What you need to do: Reproduce every record below exactly as it appears.
═════ Material for the task ═════
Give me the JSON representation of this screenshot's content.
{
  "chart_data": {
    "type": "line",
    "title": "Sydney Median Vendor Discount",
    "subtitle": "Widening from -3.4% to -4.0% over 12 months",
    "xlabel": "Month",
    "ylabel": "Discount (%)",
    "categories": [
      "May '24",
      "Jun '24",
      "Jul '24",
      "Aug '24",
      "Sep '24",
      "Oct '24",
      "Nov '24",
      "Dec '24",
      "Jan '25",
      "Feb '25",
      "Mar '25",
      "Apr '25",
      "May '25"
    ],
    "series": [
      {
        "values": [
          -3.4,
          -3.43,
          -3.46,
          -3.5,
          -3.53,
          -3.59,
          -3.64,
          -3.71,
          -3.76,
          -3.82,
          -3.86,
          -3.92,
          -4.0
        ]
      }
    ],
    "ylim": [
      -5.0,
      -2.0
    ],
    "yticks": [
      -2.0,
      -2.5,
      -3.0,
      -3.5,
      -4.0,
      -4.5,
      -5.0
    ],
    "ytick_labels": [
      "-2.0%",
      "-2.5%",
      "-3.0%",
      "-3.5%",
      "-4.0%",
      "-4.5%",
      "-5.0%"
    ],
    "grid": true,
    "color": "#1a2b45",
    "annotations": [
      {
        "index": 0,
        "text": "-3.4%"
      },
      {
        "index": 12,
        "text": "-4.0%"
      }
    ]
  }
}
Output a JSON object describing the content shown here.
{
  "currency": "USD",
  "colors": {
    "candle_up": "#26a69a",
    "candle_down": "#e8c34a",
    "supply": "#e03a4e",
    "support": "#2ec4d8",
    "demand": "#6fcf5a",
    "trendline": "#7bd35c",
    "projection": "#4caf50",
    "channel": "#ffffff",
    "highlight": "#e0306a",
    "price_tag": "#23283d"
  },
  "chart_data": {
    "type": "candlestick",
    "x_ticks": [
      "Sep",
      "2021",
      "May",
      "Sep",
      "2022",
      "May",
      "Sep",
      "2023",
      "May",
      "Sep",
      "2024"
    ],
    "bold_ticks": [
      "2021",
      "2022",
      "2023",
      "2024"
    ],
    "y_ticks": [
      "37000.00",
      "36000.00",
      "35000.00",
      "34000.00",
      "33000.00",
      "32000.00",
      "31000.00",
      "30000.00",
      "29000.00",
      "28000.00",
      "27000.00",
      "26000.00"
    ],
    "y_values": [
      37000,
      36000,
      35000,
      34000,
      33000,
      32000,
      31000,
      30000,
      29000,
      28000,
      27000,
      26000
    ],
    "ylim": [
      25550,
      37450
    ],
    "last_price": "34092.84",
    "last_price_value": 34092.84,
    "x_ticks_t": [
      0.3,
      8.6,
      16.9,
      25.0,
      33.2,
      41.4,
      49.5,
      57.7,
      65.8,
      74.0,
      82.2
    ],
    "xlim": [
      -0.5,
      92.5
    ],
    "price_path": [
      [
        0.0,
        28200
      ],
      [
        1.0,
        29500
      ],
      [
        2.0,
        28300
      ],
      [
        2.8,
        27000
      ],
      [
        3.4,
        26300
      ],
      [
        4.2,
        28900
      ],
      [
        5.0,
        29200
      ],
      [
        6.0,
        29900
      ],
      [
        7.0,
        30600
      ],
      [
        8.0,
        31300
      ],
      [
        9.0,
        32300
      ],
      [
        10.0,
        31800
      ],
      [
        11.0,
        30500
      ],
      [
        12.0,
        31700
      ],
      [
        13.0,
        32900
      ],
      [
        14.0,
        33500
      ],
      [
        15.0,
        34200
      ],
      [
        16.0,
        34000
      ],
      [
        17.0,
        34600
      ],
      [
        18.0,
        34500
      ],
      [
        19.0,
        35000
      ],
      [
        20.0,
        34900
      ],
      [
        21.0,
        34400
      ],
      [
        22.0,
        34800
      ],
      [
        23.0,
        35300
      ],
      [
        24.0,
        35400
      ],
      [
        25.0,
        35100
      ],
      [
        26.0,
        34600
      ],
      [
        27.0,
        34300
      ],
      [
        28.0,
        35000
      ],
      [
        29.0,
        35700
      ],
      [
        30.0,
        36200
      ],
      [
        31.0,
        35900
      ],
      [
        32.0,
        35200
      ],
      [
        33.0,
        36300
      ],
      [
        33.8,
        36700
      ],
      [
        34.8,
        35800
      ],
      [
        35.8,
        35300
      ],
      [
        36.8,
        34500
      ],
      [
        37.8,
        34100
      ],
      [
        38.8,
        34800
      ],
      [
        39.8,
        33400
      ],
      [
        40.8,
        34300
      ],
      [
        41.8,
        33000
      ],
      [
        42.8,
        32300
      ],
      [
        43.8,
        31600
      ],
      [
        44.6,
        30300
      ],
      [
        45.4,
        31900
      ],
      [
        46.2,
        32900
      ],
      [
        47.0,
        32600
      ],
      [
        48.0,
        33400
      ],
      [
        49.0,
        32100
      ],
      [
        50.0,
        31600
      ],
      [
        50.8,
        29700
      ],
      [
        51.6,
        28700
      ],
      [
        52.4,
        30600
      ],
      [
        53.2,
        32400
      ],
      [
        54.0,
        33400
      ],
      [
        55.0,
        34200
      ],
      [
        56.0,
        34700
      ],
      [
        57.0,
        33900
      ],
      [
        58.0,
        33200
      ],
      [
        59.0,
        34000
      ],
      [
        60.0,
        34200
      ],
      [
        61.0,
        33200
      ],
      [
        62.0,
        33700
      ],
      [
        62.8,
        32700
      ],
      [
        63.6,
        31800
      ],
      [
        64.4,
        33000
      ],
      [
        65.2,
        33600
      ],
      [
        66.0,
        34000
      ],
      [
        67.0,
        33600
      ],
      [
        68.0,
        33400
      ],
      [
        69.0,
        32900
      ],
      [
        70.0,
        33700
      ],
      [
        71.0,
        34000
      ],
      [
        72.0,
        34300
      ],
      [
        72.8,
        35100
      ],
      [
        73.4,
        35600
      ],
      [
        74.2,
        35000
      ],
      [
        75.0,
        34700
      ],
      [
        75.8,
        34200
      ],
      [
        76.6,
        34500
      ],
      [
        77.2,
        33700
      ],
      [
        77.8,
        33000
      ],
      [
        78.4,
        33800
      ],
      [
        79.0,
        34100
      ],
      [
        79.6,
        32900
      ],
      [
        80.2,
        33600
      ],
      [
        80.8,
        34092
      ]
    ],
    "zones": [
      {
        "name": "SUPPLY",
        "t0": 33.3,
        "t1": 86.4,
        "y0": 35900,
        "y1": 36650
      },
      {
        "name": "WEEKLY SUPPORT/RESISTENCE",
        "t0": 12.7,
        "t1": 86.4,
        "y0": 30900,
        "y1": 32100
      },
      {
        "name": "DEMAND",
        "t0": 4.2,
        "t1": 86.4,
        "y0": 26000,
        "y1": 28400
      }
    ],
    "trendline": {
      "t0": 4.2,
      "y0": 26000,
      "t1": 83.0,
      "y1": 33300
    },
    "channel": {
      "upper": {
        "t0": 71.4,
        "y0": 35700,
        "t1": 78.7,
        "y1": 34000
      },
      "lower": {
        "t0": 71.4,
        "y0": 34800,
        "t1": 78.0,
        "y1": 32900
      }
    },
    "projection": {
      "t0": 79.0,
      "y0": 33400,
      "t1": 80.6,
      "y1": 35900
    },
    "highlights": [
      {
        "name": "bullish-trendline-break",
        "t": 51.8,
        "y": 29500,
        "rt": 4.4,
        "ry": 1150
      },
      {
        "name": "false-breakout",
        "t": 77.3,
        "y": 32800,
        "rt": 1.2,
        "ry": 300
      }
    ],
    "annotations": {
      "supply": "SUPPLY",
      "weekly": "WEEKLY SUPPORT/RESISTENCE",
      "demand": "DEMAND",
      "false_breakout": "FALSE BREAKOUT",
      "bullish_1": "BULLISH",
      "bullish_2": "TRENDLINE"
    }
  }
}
═════
Response:
Give me the JSON representation of this screenshot's content.
{
  "chart_data": {
    "type": "line",
    "title": "Sydney Median Vendor Discount",
    "subtitle": "Widening from -3.4% to -4.0% over 12 months",
    "xlabel": "Month",
    "ylabel": "Discount (%)",
    "categories": [
      "May '24",
      "Jun '24",
      "Jul '24",
      "Aug '24",
      "Sep '24",
      "Oct '24",
      "Nov '24",
      "Dec '24",
      "Jan '25",
      "Feb '25",
      "Mar '25",
      "Apr '25",
      "May '25"
    ],
    "series": [
      {
        "values": [
          -3.4,
          -3.43,
          -3.46,
          -3.5,
          -3.53,
          -3.59,
          -3.64,
          -3.71,
          -3.76,
          -3.82,
          -3.86,
          -3.92,
          -4.0
        ]
      }
    ],
    "ylim": [
      -5.0,
      -2.0
    ],
    "yticks": [
      -2.0,
      -2.5,
      -3.0,
      -3.5,
      -4.0,
      -4.5,
      -5.0
    ],
    "ytick_labels": [
      "-2.0%",
      "-2.5%",
      "-3.0%",
      "-3.5%",
      "-4.0%",
      "-4.5%",
      "-5.0%"
    ],
    "grid": true,
    "color": "#1a2b45",
    "annotations": [
      {
        "index": 0,
        "text": "-3.4%"
      },
      {
        "index": 12,
        "text": "-4.0%"
      }
    ]
  }
}
Output a JSON object describing the content shown here.
{
  "currency": "USD",
  "colors": {
    "candle_up": "#26a69a",
    "candle_down": "#e8c34a",
    "supply": "#e03a4e",
    "support": "#2ec4d8",
    "demand": "#6fcf5a",
    "trendline": "#7bd35c",
    "projection": "#4caf50",
    "channel": "#ffffff",
    "highlight": "#e0306a",
    "price_tag": "#23283d"
  },
  "chart_data": {
    "type": "candlestick",
    "x_ticks": [
      "Sep",
      "2021",
      "May",
      "Sep",
      "2022",
      "May",
      "Sep",
      "2023",
      "May",
      "Sep",
      "2024"
    ],
    "bold_ticks": [
      "2021",
      "2022",
      "2023",
      "2024"
    ],
    "y_ticks": [
      "37000.00",
      "36000.00",
      "35000.00",
      "34000.00",
      "33000.00",
      "32000.00",
      "31000.00",
      "30000.00",
      "29000.00",
      "28000.00",
      "27000.00",
      "26000.00"
    ],
    "y_values": [
      37000,
      36000,
      35000,
      34000,
      33000,
      32000,
      31000,
      30000,
      29000,
      28000,
      27000,
      26000
    ],
    "ylim": [
      25550,
      37450
    ],
    "last_price": "34092.84",
    "last_price_value": 34092.84,
    "x_ticks_t": [
      0.3,
      8.6,
      16.9,
      25.0,
      33.2,
      41.4,
      49.5,
      57.7,
      65.8,
      74.0,
      82.2
    ],
    "xlim": [
      -0.5,
      92.5
    ],
    "price_path": [
      [
        0.0,
        28200
      ],
      [
        1.0,
        29500
      ],
      [
        2.0,
        28300
      ],
      [
        2.8,
        27000
      ],
      [
        3.4,
        26300
      ],
      [
        4.2,
        28900
      ],
      [
        5.0,
        29200
      ],
      [
        6.0,
        29900
      ],
      [
        7.0,
        30600
      ],
      [
        8.0,
        31300
      ],
      [
        9.0,
        32300
      ],
      [
        10.0,
        31800
      ],
      [
        11.0,
        30500
      ],
      [
        12.0,
        31700
      ],
      [
        13.0,
        32900
      ],
      [
        14.0,
        33500
      ],
      [
        15.0,
        34200
      ],
      [
        16.0,
        34000
      ],
      [
        17.0,
        34600
      ],
      [
        18.0,
        34500
      ],
      [
        19.0,
        35000
      ],
      [
        20.0,
        34900
      ],
      [
        21.0,
        34400
      ],
      [
        22.0,
        34800
      ],
      [
        23.0,
        35300
      ],
      [
        24.0,
        35400
      ],
      [
        25.0,
        35100
      ],
      [
        26.0,
        34600
      ],
      [
        27.0,
        34300
      ],
      [
        28.0,
        35000
      ],
      [
        29.0,
        35700
      ],
      [
        30.0,
        36200
      ],
      [
        31.0,
        35900
      ],
      [
        32.0,
        35200
      ],
      [
        33.0,
        36300
      ],
      [
        33.8,
        36700
      ],
      [
        34.8,
        35800
      ],
      [
        35.8,
        35300
      ],
      [
        36.8,
        34500
      ],
      [
        37.8,
        34100
      ],
      [
        38.8,
        34800
      ],
      [
        39.8,
        33400
      ],
      [
        40.8,
        34300
      ],
      [
        41.8,
        33000
      ],
      [
        42.8,
        32300
      ],
      [
        43.8,
        31600
      ],
      [
        44.6,
        30300
      ],
      [
        45.4,
        31900
      ],
      [
        46.2,
        32900
      ],
      [
        47.0,
        32600
      ],
      [
        48.0,
        33400
      ],
      [
        49.0,
        32100
      ],
      [
        50.0,
        31600
      ],
      [
        50.8,
        29700
      ],
      [
        51.6,
        28700
      ],
      [
        52.4,
        30600
      ],
      [
        53.2,
        32400
      ],
      [
        54.0,
        33400
      ],
      [
        55.0,
        34200
      ],
      [
        56.0,
        34700
      ],
      [
        57.0,
        33900
      ],
      [
        58.0,
        33200
      ],
      [
        59.0,
        34000
      ],
      [
        60.0,
        34200
      ],
      [
        61.0,
        33200
      ],
      [
        62.0,
        33700
      ],
      [
        62.8,
        32700
      ],
      [
        63.6,
        31800
      ],
      [
        64.4,
        33000
      ],
      [
        65.2,
        33600
      ],
      [
        66.0,
        34000
      ],
      [
        67.0,
        33600
      ],
      [
        68.0,
        33400
      ],
      [
        69.0,
        32900
      ],
      [
        70.0,
        33700
      ],
      [
        71.0,
        34000
      ],
      [
        72.0,
        34300
      ],
      [
        72.8,
        35100
      ],
      [
        73.4,
        35600
      ],
      [
        74.2,
        35000
      ],
      [
        75.0,
        34700
      ],
      [
        75.8,
        34200
      ],
      [
        76.6,
        34500
      ],
      [
        77.2,
        33700
      ],
      [
        77.8,
        33000
      ],
      [
        78.4,
        33800
      ],
      [
        79.0,
        34100
      ],
      [
        79.6,
        32900
      ],
      [
        80.2,
        33600
      ],
      [
        80.8,
        34092
      ]
    ],
    "zones": [
      {
        "name": "SUPPLY",
        "t0": 33.3,
        "t1": 86.4,
        "y0": 35900,
        "y1": 36650
      },
      {
        "name": "WEEKLY SUPPORT/RESISTENCE",
        "t0": 12.7,
        "t1": 86.4,
        "y0": 30900,
        "y1": 32100
      },
      {
        "name": "DEMAND",
        "t0": 4.2,
        "t1": 86.4,
        "y0": 26000,
        "y1": 28400
      }
    ],
    "trendline": {
      "t0": 4.2,
      "y0": 26000,
      "t1": 83.0,
      "y1": 33300
    },
    "channel": {
      "upper": {
        "t0": 71.4,
        "y0": 35700,
        "t1": 78.7,
        "y1": 34000
      },
      "lower": {
        "t0": 71.4,
        "y0": 34800,
        "t1": 78.0,
        "y1": 32900
      }
    },
    "projection": {
      "t0": 79.0,
      "y0": 33400,
      "t1": 80.6,
      "y1": 35900
    },
    "highlights": [
      {
        "name": "bullish-trendline-break",
        "t": 51.8,
        "y": 29500,
        "rt": 4.4,
        "ry": 1150
      },
      {
        "name": "false-breakout",
        "t": 77.3,
        "y": 32800,
        "rt": 1.2,
        "ry": 300
      }
    ],
    "annotations": {
      "supply": "SUPPLY",
      "weekly": "WEEKLY SUPPORT/RESISTENCE",
      "demand": "DEMAND",
      "false_breakout": "FALSE BREAKOUT",
      "bullish_1": "BULLISH",
      "bullish_2": "TRENDLINE"
    }
  }
}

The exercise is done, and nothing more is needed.